◆ Short problem ◆
Set down every entry word for word. Omit the pictures.

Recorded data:
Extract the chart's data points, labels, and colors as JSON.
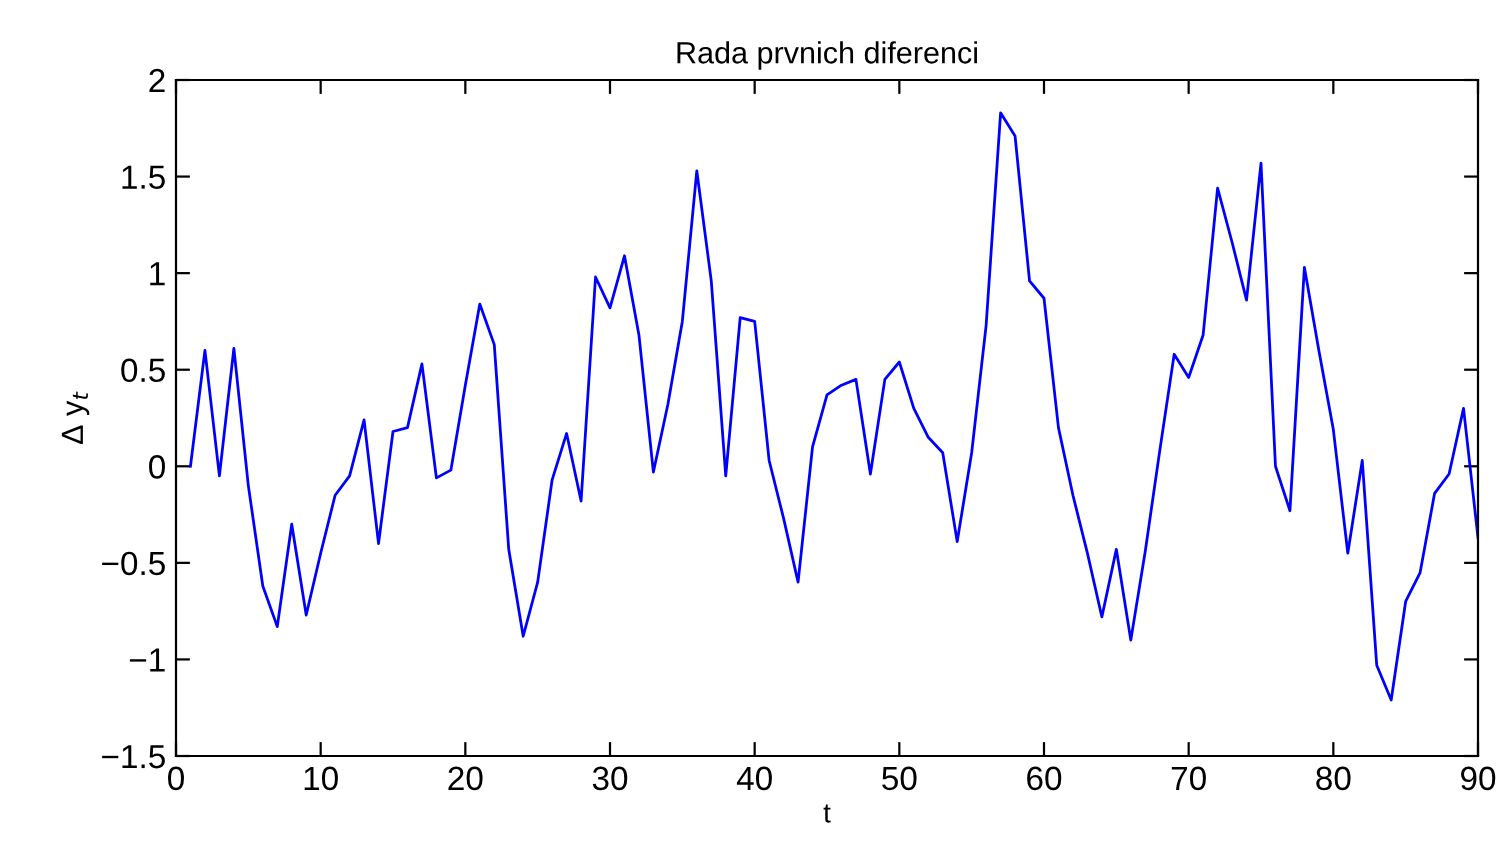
{
  "chart_data": {
    "type": "line",
    "title": "Rada prvnich diferenci",
    "xlabel": "t",
    "ylabel": "Δ y$_{t}$",
    "x": [
      1,
      2,
      3,
      4,
      5,
      6,
      7,
      8,
      9,
      10,
      11,
      12,
      13,
      14,
      15,
      16,
      17,
      18,
      19,
      20,
      21,
      22,
      23,
      24,
      25,
      26,
      27,
      28,
      29,
      30,
      31,
      32,
      33,
      34,
      35,
      36,
      37,
      38,
      39,
      40,
      41,
      42,
      43,
      44,
      45,
      46,
      47,
      48,
      49,
      50,
      51,
      52,
      53,
      54,
      55,
      56,
      57,
      58,
      59,
      60,
      61,
      62,
      63,
      64,
      65,
      66,
      67,
      68,
      69,
      70,
      71,
      72,
      73,
      74,
      75,
      76,
      77,
      78,
      79,
      80,
      81,
      82,
      83,
      84,
      85,
      86,
      87,
      88,
      89,
      90
    ],
    "series": [
      {
        "color": "#0000ff",
        "values": [
          0,
          0.6,
          -0.05,
          0.61,
          -0.1,
          -0.62,
          -0.83,
          -0.3,
          -0.77,
          -0.45,
          -0.15,
          -0.05,
          0.24,
          -0.4,
          0.18,
          0.2,
          0.53,
          -0.06,
          -0.02,
          0.42,
          0.84,
          0.63,
          -0.43,
          -0.88,
          -0.6,
          -0.07,
          0.17,
          -0.18,
          0.98,
          0.82,
          1.09,
          0.68,
          -0.03,
          0.32,
          0.75,
          1.53,
          0.96,
          -0.05,
          0.77,
          0.75,
          0.03,
          -0.27,
          -0.6,
          0.1,
          0.37,
          0.42,
          0.45,
          -0.04,
          0.45,
          0.54,
          0.3,
          0.15,
          0.07,
          -0.39,
          0.07,
          0.73,
          1.83,
          1.71,
          0.96,
          0.87,
          0.2,
          -0.15,
          -0.45,
          -0.78,
          -0.43,
          -0.9,
          -0.44,
          0.08,
          0.58,
          0.46,
          0.68,
          1.44,
          1.16,
          0.86,
          1.57,
          0,
          -0.23,
          1.03,
          0.6,
          0.19,
          -0.45,
          0.03,
          -1.03,
          -1.21,
          -0.7,
          -0.55,
          -0.14,
          -0.04,
          0.3,
          -0.37
        ]
      }
    ],
    "xlim": [
      0,
      90
    ],
    "xticks": [
      0,
      10,
      20,
      30,
      40,
      50,
      60,
      70,
      80,
      90
    ],
    "ylim": [
      -1.5,
      2
    ],
    "yticks": [
      -1.5,
      -1,
      -0.5,
      0,
      0.5,
      1,
      1.5,
      2
    ],
    "grid": false,
    "legend": false,
    "marker": "none",
    "line_style": "solid"
  }
}
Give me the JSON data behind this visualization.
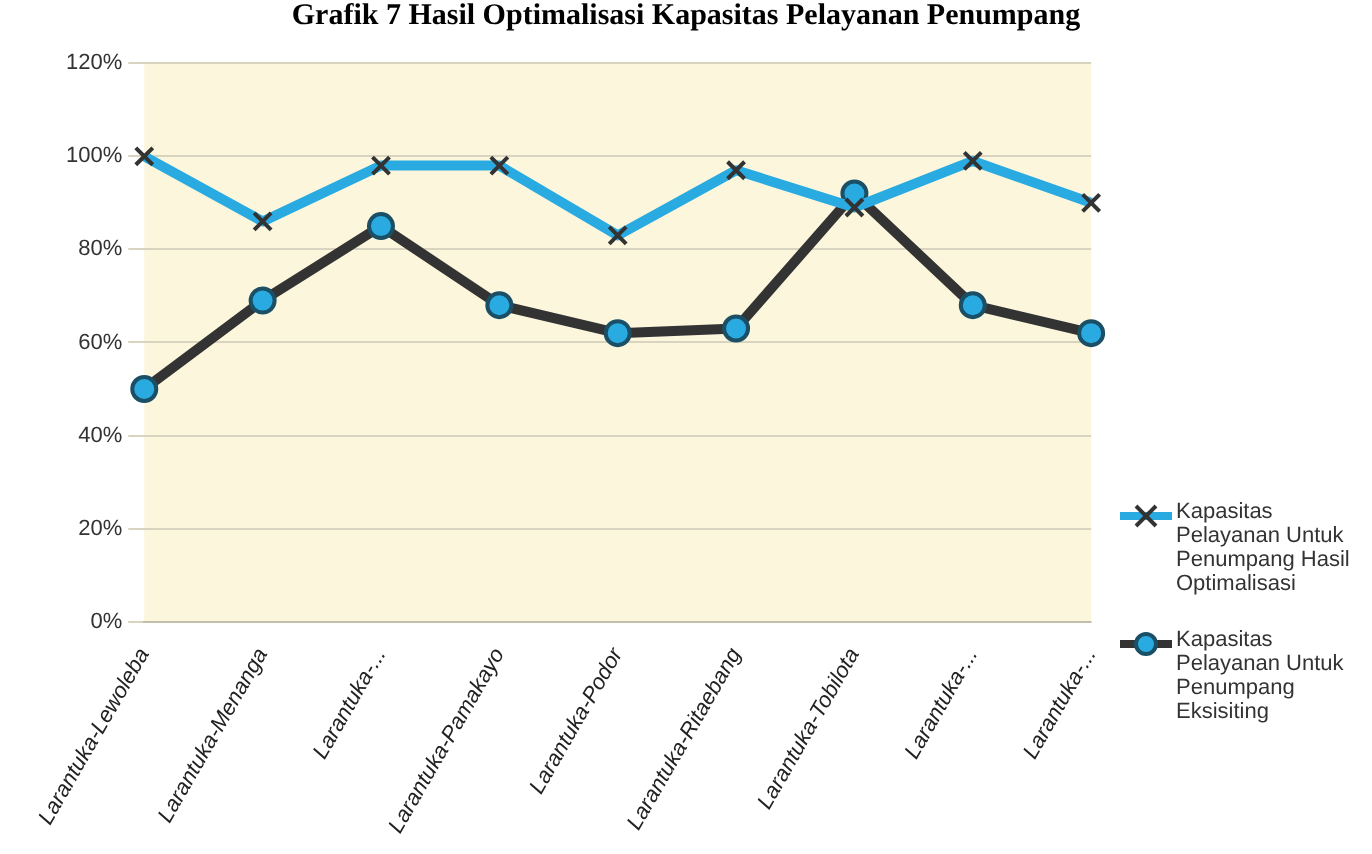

◆ Task response ◆
Extract the chart's data points, labels, and colors as JSON.
{
  "chart_data": {
    "type": "line",
    "title": "Rada prvnich diferenci",
    "xlabel": "t",
    "ylabel": "Δ y$_{t}$",
    "x": [
      1,
      2,
      3,
      4,
      5,
      6,
      7,
      8,
      9,
      10,
      11,
      12,
      13,
      14,
      15,
      16,
      17,
      18,
      19,
      20,
      21,
      22,
      23,
      24,
      25,
      26,
      27,
      28,
      29,
      30,
      31,
      32,
      33,
      34,
      35,
      36,
      37,
      38,
      39,
      40,
      41,
      42,
      43,
      44,
      45,
      46,
      47,
      48,
      49,
      50,
      51,
      52,
      53,
      54,
      55,
      56,
      57,
      58,
      59,
      60,
      61,
      62,
      63,
      64,
      65,
      66,
      67,
      68,
      69,
      70,
      71,
      72,
      73,
      74,
      75,
      76,
      77,
      78,
      79,
      80,
      81,
      82,
      83,
      84,
      85,
      86,
      87,
      88,
      89,
      90
    ],
    "series": [
      {
        "color": "#0000ff",
        "values": [
          0,
          0.6,
          -0.05,
          0.61,
          -0.1,
          -0.62,
          -0.83,
          -0.3,
          -0.77,
          -0.45,
          -0.15,
          -0.05,
          0.24,
          -0.4,
          0.18,
          0.2,
          0.53,
          -0.06,
          -0.02,
          0.42,
          0.84,
          0.63,
          -0.43,
          -0.88,
          -0.6,
          -0.07,
          0.17,
          -0.18,
          0.98,
          0.82,
          1.09,
          0.68,
          -0.03,
          0.32,
          0.75,
          1.53,
          0.96,
          -0.05,
          0.77,
          0.75,
          0.03,
          -0.27,
          -0.6,
          0.1,
          0.37,
          0.42,
          0.45,
          -0.04,
          0.45,
          0.54,
          0.3,
          0.15,
          0.07,
          -0.39,
          0.07,
          0.73,
          1.83,
          1.71,
          0.96,
          0.87,
          0.2,
          -0.15,
          -0.45,
          -0.78,
          -0.43,
          -0.9,
          -0.44,
          0.08,
          0.58,
          0.46,
          0.68,
          1.44,
          1.16,
          0.86,
          1.57,
          0,
          -0.23,
          1.03,
          0.6,
          0.19,
          -0.45,
          0.03,
          -1.03,
          -1.21,
          -0.7,
          -0.55,
          -0.14,
          -0.04,
          0.3,
          -0.37
        ]
      }
    ],
    "xlim": [
      0,
      90
    ],
    "xticks": [
      0,
      10,
      20,
      30,
      40,
      50,
      60,
      70,
      80,
      90
    ],
    "ylim": [
      -1.5,
      2
    ],
    "yticks": [
      -1.5,
      -1,
      -0.5,
      0,
      0.5,
      1,
      1.5,
      2
    ],
    "grid": false,
    "legend": false,
    "marker": "none",
    "line_style": "solid"
  }
}
Give me the JSON data behind this visualization.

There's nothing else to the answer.